**Data records**
============
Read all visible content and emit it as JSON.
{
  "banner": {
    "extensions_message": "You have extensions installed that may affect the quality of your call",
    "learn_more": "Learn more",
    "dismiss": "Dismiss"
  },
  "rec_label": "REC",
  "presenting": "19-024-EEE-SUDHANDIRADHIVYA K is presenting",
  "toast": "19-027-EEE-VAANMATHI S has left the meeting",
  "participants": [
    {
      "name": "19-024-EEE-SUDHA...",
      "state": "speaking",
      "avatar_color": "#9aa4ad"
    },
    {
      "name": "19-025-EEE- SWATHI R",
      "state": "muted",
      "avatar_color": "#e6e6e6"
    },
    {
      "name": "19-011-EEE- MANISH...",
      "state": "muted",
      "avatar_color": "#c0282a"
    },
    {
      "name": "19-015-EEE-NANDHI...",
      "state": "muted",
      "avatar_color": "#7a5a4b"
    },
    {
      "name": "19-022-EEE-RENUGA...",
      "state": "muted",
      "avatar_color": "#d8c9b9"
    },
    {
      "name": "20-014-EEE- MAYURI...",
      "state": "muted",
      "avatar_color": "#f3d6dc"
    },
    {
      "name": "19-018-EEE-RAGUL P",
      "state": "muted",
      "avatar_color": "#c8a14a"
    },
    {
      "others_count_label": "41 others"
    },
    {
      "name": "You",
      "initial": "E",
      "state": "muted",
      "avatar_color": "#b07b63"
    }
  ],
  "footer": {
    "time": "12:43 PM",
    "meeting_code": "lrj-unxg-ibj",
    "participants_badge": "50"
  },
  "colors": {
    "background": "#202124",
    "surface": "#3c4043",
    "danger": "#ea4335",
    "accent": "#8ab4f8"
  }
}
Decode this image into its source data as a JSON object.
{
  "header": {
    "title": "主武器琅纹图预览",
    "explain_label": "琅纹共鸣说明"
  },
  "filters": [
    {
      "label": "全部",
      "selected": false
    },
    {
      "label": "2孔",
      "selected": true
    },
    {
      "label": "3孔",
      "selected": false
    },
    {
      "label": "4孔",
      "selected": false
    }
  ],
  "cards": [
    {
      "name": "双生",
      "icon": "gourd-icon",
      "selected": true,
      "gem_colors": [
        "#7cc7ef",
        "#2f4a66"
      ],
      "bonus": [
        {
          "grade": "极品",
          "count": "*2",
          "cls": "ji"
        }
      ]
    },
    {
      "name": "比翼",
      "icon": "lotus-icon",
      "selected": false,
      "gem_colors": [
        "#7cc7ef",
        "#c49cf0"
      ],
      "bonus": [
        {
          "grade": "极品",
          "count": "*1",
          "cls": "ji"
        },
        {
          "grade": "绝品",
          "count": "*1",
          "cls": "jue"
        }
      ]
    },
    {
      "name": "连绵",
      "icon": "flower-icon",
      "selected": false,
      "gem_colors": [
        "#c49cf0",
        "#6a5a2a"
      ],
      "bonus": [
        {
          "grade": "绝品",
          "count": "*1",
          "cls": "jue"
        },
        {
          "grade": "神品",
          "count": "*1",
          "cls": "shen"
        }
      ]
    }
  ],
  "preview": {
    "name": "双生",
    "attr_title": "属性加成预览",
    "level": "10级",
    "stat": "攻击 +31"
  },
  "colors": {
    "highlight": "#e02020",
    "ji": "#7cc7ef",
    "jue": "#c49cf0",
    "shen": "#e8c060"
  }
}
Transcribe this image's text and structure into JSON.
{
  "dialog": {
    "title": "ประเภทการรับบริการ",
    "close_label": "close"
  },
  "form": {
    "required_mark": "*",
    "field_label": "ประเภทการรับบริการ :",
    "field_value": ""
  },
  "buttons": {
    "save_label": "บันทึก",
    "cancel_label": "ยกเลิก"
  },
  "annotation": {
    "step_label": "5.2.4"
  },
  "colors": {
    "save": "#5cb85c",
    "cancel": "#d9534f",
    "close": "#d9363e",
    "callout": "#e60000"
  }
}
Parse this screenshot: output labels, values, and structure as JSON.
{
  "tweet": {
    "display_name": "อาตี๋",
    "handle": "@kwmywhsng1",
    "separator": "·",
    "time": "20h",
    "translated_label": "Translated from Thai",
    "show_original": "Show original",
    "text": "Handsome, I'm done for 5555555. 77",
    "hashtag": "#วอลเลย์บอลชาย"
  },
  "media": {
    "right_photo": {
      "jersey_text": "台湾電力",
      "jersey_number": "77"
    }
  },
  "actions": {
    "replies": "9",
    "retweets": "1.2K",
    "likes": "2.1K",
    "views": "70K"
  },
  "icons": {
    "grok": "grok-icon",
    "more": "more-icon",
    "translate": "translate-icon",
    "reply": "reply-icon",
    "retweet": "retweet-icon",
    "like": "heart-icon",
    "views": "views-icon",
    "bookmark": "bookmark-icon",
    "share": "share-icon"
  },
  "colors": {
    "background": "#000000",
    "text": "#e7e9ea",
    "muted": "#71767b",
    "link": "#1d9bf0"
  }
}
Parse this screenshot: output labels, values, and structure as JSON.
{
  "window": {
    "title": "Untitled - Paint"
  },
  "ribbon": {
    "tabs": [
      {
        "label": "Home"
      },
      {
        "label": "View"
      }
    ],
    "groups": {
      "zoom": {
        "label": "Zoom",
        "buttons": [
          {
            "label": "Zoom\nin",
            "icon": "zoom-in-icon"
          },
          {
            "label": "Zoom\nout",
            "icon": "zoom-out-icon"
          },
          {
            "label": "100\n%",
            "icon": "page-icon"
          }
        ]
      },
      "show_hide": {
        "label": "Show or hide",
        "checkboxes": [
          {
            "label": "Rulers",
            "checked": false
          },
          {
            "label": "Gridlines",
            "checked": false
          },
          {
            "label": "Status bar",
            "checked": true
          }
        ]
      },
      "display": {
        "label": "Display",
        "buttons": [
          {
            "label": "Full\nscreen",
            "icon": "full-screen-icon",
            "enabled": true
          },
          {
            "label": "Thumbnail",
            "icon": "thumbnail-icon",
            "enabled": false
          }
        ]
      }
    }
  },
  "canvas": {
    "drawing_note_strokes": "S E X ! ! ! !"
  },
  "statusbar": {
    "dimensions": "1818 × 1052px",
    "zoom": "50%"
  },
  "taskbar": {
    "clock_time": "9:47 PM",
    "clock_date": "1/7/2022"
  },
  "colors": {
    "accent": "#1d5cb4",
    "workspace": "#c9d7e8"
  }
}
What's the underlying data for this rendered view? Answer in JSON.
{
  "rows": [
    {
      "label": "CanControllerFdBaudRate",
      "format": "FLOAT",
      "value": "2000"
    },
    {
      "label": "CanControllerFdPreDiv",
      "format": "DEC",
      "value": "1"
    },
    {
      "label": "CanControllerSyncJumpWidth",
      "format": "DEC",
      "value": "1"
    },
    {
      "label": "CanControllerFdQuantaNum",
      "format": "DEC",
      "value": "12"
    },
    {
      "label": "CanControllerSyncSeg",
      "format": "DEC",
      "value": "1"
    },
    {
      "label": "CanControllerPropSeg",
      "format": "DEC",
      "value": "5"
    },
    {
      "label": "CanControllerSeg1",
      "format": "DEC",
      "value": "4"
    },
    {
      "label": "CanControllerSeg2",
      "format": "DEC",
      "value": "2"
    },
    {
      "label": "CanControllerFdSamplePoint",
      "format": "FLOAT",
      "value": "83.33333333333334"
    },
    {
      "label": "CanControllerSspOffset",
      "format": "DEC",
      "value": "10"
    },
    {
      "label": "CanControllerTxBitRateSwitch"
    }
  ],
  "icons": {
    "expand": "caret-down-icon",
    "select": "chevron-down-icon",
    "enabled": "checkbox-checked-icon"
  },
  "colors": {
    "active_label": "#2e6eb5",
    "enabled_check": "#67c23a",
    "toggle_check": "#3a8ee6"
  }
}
============
**WRITTEN PROBLEM**
Write out every entry again, keeping each line exactly the same.

**SOLVED EXERCISE**
Read all visible content and emit it as JSON.
{
  "banner": {
    "extensions_message": "You have extensions installed that may affect the quality of your call",
    "learn_more": "Learn more",
    "dismiss": "Dismiss"
  },
  "rec_label": "REC",
  "presenting": "19-024-EEE-SUDHANDIRADHIVYA K is presenting",
  "toast": "19-027-EEE-VAANMATHI S has left the meeting",
  "participants": [
    {
      "name": "19-024-EEE-SUDHA...",
      "state": "speaking",
      "avatar_color": "#9aa4ad"
    },
    {
      "name": "19-025-EEE- SWATHI R",
      "state": "muted",
      "avatar_color": "#e6e6e6"
    },
    {
      "name": "19-011-EEE- MANISH...",
      "state": "muted",
      "avatar_color": "#c0282a"
    },
    {
      "name": "19-015-EEE-NANDHI...",
      "state": "muted",
      "avatar_color": "#7a5a4b"
    },
    {
      "name": "19-022-EEE-RENUGA...",
      "state": "muted",
      "avatar_color": "#d8c9b9"
    },
    {
      "name": "20-014-EEE- MAYURI...",
      "state": "muted",
      "avatar_color": "#f3d6dc"
    },
    {
      "name": "19-018-EEE-RAGUL P",
      "state": "muted",
      "avatar_color": "#c8a14a"
    },
    {
      "others_count_label": "41 others"
    },
    {
      "name": "You",
      "initial": "E",
      "state": "muted",
      "avatar_color": "#b07b63"
    }
  ],
  "footer": {
    "time": "12:43 PM",
    "meeting_code": "lrj-unxg-ibj",
    "participants_badge": "50"
  },
  "colors": {
    "background": "#202124",
    "surface": "#3c4043",
    "danger": "#ea4335",
    "accent": "#8ab4f8"
  }
}
Decode this image into its source data as a JSON object.
{
  "header": {
    "title": "主武器琅纹图预览",
    "explain_label": "琅纹共鸣说明"
  },
  "filters": [
    {
      "label": "全部",
      "selected": false
    },
    {
      "label": "2孔",
      "selected": true
    },
    {
      "label": "3孔",
      "selected": false
    },
    {
      "label": "4孔",
      "selected": false
    }
  ],
  "cards": [
    {
      "name": "双生",
      "icon": "gourd-icon",
      "selected": true,
      "gem_colors": [
        "#7cc7ef",
        "#2f4a66"
      ],
      "bonus": [
        {
          "grade": "极品",
          "count": "*2",
          "cls": "ji"
        }
      ]
    },
    {
      "name": "比翼",
      "icon": "lotus-icon",
      "selected": false,
      "gem_colors": [
        "#7cc7ef",
        "#c49cf0"
      ],
      "bonus": [
        {
          "grade": "极品",
          "count": "*1",
          "cls": "ji"
        },
        {
          "grade": "绝品",
          "count": "*1",
          "cls": "jue"
        }
      ]
    },
    {
      "name": "连绵",
      "icon": "flower-icon",
      "selected": false,
      "gem_colors": [
        "#c49cf0",
        "#6a5a2a"
      ],
      "bonus": [
        {
          "grade": "绝品",
          "count": "*1",
          "cls": "jue"
        },
        {
          "grade": "神品",
          "count": "*1",
          "cls": "shen"
        }
      ]
    }
  ],
  "preview": {
    "name": "双生",
    "attr_title": "属性加成预览",
    "level": "10级",
    "stat": "攻击 +31"
  },
  "colors": {
    "highlight": "#e02020",
    "ji": "#7cc7ef",
    "jue": "#c49cf0",
    "shen": "#e8c060"
  }
}
Transcribe this image's text and structure into JSON.
{
  "dialog": {
    "title": "ประเภทการรับบริการ",
    "close_label": "close"
  },
  "form": {
    "required_mark": "*",
    "field_label": "ประเภทการรับบริการ :",
    "field_value": ""
  },
  "buttons": {
    "save_label": "บันทึก",
    "cancel_label": "ยกเลิก"
  },
  "annotation": {
    "step_label": "5.2.4"
  },
  "colors": {
    "save": "#5cb85c",
    "cancel": "#d9534f",
    "close": "#d9363e",
    "callout": "#e60000"
  }
}
Parse this screenshot: output labels, values, and structure as JSON.
{
  "tweet": {
    "display_name": "อาตี๋",
    "handle": "@kwmywhsng1",
    "separator": "·",
    "time": "20h",
    "translated_label": "Translated from Thai",
    "show_original": "Show original",
    "text": "Handsome, I'm done for 5555555. 77",
    "hashtag": "#วอลเลย์บอลชาย"
  },
  "media": {
    "right_photo": {
      "jersey_text": "台湾電力",
      "jersey_number": "77"
    }
  },
  "actions": {
    "replies": "9",
    "retweets": "1.2K",
    "likes": "2.1K",
    "views": "70K"
  },
  "icons": {
    "grok": "grok-icon",
    "more": "more-icon",
    "translate": "translate-icon",
    "reply": "reply-icon",
    "retweet": "retweet-icon",
    "like": "heart-icon",
    "views": "views-icon",
    "bookmark": "bookmark-icon",
    "share": "share-icon"
  },
  "colors": {
    "background": "#000000",
    "text": "#e7e9ea",
    "muted": "#71767b",
    "link": "#1d9bf0"
  }
}
Parse this screenshot: output labels, values, and structure as JSON.
{
  "window": {
    "title": "Untitled - Paint"
  },
  "ribbon": {
    "tabs": [
      {
        "label": "Home"
      },
      {
        "label": "View"
      }
    ],
    "groups": {
      "zoom": {
        "label": "Zoom",
        "buttons": [
          {
            "label": "Zoom\nin",
            "icon": "zoom-in-icon"
          },
          {
            "label": "Zoom\nout",
            "icon": "zoom-out-icon"
          },
          {
            "label": "100\n%",
            "icon": "page-icon"
          }
        ]
      },
      "show_hide": {
        "label": "Show or hide",
        "checkboxes": [
          {
            "label": "Rulers",
            "checked": false
          },
          {
            "label": "Gridlines",
            "checked": false
          },
          {
            "label": "Status bar",
            "checked": true
          }
        ]
      },
      "display": {
        "label": "Display",
        "buttons": [
          {
            "label": "Full\nscreen",
            "icon": "full-screen-icon",
            "enabled": true
          },
          {
            "label": "Thumbnail",
            "icon": "thumbnail-icon",
            "enabled": false
          }
        ]
      }
    }
  },
  "canvas": {
    "drawing_note_strokes": "S E X ! ! ! !"
  },
  "statusbar": {
    "dimensions": "1818 × 1052px",
    "zoom": "50%"
  },
  "taskbar": {
    "clock_time": "9:47 PM",
    "clock_date": "1/7/2022"
  },
  "colors": {
    "accent": "#1d5cb4",
    "workspace": "#c9d7e8"
  }
}
What's the underlying data for this rendered view? Answer in JSON.
{
  "rows": [
    {
      "label": "CanControllerFdBaudRate",
      "format": "FLOAT",
      "value": "2000"
    },
    {
      "label": "CanControllerFdPreDiv",
      "format": "DEC",
      "value": "1"
    },
    {
      "label": "CanControllerSyncJumpWidth",
      "format": "DEC",
      "value": "1"
    },
    {
      "label": "CanControllerFdQuantaNum",
      "format": "DEC",
      "value": "12"
    },
    {
      "label": "CanControllerSyncSeg",
      "format": "DEC",
      "value": "1"
    },
    {
      "label": "CanControllerPropSeg",
      "format": "DEC",
      "value": "5"
    },
    {
      "label": "CanControllerSeg1",
      "format": "DEC",
      "value": "4"
    },
    {
      "label": "CanControllerSeg2",
      "format": "DEC",
      "value": "2"
    },
    {
      "label": "CanControllerFdSamplePoint",
      "format": "FLOAT",
      "value": "83.33333333333334"
    },
    {
      "label": "CanControllerSspOffset",
      "format": "DEC",
      "value": "10"
    },
    {
      "label": "CanControllerTxBitRateSwitch"
    }
  ],
  "icons": {
    "expand": "caret-down-icon",
    "select": "chevron-down-icon",
    "enabled": "checkbox-checked-icon"
  },
  "colors": {
    "active_label": "#2e6eb5",
    "enabled_check": "#67c23a",
    "toggle_check": "#3a8ee6"
  }
}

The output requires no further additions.